**What you are asked to do**. Repeat each line word for word.

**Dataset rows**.
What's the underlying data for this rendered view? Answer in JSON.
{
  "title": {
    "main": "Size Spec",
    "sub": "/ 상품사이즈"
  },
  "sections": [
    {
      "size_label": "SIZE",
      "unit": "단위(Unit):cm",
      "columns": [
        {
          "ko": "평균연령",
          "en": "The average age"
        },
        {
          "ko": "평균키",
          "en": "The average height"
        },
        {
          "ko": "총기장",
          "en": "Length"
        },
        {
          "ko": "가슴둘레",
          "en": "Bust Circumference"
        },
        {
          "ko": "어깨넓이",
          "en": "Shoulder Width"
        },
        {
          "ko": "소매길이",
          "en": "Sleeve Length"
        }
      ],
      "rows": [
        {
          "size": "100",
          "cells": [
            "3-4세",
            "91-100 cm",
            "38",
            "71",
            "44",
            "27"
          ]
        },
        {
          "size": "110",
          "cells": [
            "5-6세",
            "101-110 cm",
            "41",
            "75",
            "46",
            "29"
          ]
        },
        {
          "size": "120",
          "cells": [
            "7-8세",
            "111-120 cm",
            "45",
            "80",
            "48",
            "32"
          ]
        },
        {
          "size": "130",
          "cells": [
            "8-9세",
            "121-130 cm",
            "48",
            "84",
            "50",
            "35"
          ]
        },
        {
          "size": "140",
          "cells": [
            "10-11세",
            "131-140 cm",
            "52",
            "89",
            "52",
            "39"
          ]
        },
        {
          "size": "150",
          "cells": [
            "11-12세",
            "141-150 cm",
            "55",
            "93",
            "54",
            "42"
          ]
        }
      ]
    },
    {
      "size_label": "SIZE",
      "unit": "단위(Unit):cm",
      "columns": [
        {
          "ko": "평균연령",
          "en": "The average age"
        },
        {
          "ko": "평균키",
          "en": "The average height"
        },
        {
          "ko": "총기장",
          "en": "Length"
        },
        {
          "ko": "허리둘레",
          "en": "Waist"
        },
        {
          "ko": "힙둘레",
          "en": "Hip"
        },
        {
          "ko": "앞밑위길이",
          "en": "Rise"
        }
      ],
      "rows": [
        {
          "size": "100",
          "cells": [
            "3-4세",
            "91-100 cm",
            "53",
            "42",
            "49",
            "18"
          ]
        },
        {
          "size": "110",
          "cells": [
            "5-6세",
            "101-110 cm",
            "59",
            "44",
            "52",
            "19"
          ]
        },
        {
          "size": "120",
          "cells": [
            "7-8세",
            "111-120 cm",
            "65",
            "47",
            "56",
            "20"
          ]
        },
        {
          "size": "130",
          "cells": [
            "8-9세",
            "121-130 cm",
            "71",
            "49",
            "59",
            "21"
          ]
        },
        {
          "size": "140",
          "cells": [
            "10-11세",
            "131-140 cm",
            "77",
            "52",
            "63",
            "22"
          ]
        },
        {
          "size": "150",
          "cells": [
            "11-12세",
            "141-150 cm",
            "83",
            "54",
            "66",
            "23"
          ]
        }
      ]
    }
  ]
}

**Answer for the task**.
What's the underlying data for this rendered view? Answer in JSON.
{
  "title": {
    "main": "Size Spec",
    "sub": "/ 상품사이즈"
  },
  "sections": [
    {
      "size_label": "SIZE",
      "unit": "단위(Unit):cm",
      "columns": [
        {
          "ko": "평균연령",
          "en": "The average age"
        },
        {
          "ko": "평균키",
          "en": "The average height"
        },
        {
          "ko": "총기장",
          "en": "Length"
        },
        {
          "ko": "가슴둘레",
          "en": "Bust Circumference"
        },
        {
          "ko": "어깨넓이",
          "en": "Shoulder Width"
        },
        {
          "ko": "소매길이",
          "en": "Sleeve Length"
        }
      ],
      "rows": [
        {
          "size": "100",
          "cells": [
            "3-4세",
            "91-100 cm",
            "38",
            "71",
            "44",
            "27"
          ]
        },
        {
          "size": "110",
          "cells": [
            "5-6세",
            "101-110 cm",
            "41",
            "75",
            "46",
            "29"
          ]
        },
        {
          "size": "120",
          "cells": [
            "7-8세",
            "111-120 cm",
            "45",
            "80",
            "48",
            "32"
          ]
        },
        {
          "size": "130",
          "cells": [
            "8-9세",
            "121-130 cm",
            "48",
            "84",
            "50",
            "35"
          ]
        },
        {
          "size": "140",
          "cells": [
            "10-11세",
            "131-140 cm",
            "52",
            "89",
            "52",
            "39"
          ]
        },
        {
          "size": "150",
          "cells": [
            "11-12세",
            "141-150 cm",
            "55",
            "93",
            "54",
            "42"
          ]
        }
      ]
    },
    {
      "size_label": "SIZE",
      "unit": "단위(Unit):cm",
      "columns": [
        {
          "ko": "평균연령",
          "en": "The average age"
        },
        {
          "ko": "평균키",
          "en": "The average height"
        },
        {
          "ko": "총기장",
          "en": "Length"
        },
        {
          "ko": "허리둘레",
          "en": "Waist"
        },
        {
          "ko": "힙둘레",
          "en": "Hip"
        },
        {
          "ko": "앞밑위길이",
          "en": "Rise"
        }
      ],
      "rows": [
        {
          "size": "100",
          "cells": [
            "3-4세",
            "91-100 cm",
            "53",
            "42",
            "49",
            "18"
          ]
        },
        {
          "size": "110",
          "cells": [
            "5-6세",
            "101-110 cm",
            "59",
            "44",
            "52",
            "19"
          ]
        },
        {
          "size": "120",
          "cells": [
            "7-8세",
            "111-120 cm",
            "65",
            "47",
            "56",
            "20"
          ]
        },
        {
          "size": "130",
          "cells": [
            "8-9세",
            "121-130 cm",
            "71",
            "49",
            "59",
            "21"
          ]
        },
        {
          "size": "140",
          "cells": [
            "10-11세",
            "131-140 cm",
            "77",
            "52",
            "63",
            "22"
          ]
        },
        {
          "size": "150",
          "cells": [
            "11-12세",
            "141-150 cm",
            "83",
            "54",
            "66",
            "23"
          ]
        }
      ]
    }
  ]
}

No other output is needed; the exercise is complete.